GIVEN DATA:
_____

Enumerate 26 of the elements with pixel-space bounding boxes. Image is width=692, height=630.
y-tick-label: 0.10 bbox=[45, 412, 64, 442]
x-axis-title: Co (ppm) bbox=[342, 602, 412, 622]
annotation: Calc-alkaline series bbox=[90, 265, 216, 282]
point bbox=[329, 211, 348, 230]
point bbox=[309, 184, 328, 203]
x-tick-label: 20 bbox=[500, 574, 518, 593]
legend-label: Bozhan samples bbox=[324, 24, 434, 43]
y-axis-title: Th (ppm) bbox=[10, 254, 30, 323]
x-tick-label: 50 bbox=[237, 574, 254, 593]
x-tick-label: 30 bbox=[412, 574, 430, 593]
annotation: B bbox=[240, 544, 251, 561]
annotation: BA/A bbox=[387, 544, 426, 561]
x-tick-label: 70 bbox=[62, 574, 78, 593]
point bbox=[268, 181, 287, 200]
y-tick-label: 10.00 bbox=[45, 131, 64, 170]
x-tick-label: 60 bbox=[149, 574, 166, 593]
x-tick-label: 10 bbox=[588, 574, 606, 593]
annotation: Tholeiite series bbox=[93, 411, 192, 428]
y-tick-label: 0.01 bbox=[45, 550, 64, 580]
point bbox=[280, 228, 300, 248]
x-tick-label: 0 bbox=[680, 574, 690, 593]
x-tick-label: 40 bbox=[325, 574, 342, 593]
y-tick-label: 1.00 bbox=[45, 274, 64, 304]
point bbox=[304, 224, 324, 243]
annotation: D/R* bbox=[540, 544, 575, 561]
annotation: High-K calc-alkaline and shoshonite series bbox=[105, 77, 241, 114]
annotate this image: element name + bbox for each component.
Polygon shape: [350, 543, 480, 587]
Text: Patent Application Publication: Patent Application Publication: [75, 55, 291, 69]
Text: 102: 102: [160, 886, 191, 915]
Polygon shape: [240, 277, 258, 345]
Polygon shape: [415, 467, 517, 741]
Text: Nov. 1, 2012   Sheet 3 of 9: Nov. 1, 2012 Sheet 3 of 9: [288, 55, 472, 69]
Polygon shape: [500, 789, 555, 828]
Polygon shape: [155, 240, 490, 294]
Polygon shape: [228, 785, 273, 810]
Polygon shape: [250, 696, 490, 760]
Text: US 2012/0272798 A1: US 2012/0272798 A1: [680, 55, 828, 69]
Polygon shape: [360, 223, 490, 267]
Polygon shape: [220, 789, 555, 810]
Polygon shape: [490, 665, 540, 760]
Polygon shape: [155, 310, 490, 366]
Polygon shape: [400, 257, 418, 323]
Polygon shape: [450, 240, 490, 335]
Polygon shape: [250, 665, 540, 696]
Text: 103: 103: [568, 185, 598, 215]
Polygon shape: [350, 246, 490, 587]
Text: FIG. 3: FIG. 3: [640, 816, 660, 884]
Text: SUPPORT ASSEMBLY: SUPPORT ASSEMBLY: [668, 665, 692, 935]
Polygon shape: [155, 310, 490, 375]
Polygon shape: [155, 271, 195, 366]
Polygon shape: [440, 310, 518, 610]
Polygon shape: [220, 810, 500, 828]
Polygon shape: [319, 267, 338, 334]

_____

WHAT NEEDS TO BE DONE: Reproduce word for word the stretch of the records from the start through the line containing "annotation: Calc-alkaline series", and nothing else.

EXERCISE ANSWER:
Enumerate 26 of the elements with pixel-space bounding boxes. Image is width=692, height=630.
y-tick-label: 0.10 bbox=[45, 412, 64, 442]
x-axis-title: Co (ppm) bbox=[342, 602, 412, 622]
annotation: Calc-alkaline series bbox=[90, 265, 216, 282]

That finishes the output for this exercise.